> _Directive_: Scan the records and identify every line in which the string "okolí" occurs, then return those lines.

> _Records for this task_:
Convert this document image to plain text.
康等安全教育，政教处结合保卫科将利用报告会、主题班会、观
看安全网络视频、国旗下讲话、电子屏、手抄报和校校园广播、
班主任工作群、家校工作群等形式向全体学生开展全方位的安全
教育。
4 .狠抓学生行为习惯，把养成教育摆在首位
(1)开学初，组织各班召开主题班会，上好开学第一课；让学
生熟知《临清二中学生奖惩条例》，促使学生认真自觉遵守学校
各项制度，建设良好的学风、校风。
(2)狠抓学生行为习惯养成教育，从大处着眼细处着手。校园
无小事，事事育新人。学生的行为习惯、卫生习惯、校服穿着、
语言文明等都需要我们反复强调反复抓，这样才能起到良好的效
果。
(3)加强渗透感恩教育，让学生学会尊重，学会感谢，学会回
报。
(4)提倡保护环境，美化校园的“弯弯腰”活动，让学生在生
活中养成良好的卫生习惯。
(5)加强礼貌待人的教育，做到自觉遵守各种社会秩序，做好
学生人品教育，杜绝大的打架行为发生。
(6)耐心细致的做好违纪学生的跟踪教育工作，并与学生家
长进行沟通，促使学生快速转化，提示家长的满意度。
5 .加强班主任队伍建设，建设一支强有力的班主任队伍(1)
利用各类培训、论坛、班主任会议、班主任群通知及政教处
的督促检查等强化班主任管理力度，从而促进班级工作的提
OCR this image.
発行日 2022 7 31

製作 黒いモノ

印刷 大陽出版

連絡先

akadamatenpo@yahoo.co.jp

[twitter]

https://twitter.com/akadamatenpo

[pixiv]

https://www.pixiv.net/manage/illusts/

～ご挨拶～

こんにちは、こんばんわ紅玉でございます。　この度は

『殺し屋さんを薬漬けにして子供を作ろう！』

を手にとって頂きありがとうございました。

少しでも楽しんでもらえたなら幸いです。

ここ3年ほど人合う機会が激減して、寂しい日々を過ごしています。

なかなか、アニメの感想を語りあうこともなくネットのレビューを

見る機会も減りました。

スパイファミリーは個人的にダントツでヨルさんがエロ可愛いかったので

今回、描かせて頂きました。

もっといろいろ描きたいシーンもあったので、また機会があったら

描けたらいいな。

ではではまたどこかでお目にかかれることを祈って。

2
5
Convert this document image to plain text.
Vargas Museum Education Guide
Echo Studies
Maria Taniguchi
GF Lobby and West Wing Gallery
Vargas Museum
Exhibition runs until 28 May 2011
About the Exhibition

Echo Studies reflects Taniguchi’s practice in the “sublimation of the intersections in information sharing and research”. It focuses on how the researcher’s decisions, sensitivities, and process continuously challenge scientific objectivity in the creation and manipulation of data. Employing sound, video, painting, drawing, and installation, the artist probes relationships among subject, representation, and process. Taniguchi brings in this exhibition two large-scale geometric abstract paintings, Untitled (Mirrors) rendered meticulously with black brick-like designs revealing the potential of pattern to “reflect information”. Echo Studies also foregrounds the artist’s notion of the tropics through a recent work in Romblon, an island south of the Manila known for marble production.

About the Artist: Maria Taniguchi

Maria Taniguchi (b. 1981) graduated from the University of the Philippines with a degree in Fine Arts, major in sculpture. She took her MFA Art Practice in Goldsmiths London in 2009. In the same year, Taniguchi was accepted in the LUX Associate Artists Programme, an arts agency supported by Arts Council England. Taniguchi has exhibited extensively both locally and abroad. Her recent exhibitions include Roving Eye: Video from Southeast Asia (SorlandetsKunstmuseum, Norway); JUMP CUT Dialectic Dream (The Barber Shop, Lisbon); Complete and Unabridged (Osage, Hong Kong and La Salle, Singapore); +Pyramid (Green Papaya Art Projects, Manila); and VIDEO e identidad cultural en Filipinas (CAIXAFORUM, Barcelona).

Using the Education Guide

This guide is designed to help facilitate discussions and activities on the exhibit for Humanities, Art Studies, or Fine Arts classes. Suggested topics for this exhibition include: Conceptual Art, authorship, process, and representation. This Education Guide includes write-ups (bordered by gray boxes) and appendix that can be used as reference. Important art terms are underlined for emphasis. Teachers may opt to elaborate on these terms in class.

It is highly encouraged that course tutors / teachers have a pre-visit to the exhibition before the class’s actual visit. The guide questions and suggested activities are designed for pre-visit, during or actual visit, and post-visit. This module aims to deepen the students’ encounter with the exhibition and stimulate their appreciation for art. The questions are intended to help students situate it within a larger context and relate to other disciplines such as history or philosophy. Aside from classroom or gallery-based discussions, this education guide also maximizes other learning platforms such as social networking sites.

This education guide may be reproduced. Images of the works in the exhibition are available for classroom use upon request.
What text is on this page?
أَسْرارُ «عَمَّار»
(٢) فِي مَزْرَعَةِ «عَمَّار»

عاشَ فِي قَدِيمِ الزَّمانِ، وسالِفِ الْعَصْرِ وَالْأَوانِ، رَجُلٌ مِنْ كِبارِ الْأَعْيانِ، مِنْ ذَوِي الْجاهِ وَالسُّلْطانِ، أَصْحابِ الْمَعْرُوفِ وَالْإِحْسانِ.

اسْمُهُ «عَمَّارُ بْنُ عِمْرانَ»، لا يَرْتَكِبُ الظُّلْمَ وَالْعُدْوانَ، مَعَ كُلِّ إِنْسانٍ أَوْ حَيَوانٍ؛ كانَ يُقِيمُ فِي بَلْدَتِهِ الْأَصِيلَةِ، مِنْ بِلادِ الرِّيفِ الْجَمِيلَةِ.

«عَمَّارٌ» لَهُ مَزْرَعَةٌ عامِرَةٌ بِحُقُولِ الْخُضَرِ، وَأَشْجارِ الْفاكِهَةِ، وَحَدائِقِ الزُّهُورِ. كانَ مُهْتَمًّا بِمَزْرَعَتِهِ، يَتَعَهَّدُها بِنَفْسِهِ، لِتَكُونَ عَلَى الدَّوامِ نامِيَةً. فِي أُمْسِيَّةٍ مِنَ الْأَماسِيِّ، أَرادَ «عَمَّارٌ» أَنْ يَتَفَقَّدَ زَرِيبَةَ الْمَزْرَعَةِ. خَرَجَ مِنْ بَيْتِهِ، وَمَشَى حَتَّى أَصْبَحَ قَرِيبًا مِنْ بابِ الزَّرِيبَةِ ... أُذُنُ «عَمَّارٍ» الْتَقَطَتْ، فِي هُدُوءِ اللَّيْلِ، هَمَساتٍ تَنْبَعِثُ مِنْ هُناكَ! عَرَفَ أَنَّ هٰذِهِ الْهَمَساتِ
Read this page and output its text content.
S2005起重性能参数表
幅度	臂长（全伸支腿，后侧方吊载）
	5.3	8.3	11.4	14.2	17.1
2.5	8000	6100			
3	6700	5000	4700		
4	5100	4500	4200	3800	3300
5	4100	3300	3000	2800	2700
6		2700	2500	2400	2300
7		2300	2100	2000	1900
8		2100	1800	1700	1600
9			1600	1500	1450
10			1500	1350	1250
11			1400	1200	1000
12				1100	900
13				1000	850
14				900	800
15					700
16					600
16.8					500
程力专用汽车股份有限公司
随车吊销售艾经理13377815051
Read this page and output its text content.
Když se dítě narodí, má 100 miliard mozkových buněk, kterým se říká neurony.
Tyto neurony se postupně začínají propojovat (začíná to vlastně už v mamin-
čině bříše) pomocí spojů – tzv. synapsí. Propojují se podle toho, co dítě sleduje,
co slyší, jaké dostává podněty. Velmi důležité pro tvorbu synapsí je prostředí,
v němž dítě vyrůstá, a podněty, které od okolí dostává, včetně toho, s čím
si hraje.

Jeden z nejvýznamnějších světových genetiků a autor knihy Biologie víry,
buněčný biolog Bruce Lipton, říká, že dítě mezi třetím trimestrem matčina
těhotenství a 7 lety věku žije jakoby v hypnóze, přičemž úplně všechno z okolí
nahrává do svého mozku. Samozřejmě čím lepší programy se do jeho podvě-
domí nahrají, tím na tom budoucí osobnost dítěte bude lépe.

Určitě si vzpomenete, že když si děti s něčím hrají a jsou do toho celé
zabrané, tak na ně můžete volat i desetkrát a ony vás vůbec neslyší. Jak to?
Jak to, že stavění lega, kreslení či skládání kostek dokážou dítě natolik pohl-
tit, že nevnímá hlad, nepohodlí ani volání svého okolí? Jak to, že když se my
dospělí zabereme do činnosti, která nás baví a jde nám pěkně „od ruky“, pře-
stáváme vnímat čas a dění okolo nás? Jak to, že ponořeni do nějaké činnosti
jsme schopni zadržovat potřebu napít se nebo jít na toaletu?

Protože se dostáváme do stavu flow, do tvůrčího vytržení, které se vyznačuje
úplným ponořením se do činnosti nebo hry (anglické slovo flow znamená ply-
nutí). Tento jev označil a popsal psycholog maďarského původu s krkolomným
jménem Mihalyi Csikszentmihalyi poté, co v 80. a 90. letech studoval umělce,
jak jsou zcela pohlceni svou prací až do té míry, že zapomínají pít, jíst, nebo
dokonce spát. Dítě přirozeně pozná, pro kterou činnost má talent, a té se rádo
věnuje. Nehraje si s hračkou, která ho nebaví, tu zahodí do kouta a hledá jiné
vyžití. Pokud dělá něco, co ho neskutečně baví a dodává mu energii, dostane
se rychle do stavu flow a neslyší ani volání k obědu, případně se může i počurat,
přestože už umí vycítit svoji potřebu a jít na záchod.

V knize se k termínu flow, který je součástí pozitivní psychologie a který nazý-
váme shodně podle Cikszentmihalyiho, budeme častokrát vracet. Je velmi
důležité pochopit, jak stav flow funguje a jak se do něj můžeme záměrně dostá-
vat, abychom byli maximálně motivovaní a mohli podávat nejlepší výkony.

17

> _Task output_:
v němž dítě vyrůstá, a podněty, které od okolí dostává, včetně toho, s čím
těhotenství a 7 lety věku žije jakoby v hypnóze, přičemž úplně všechno z okolí
tit, že nevnímá hlad, nepohodlí ani volání svého okolí? Jak to, že když se my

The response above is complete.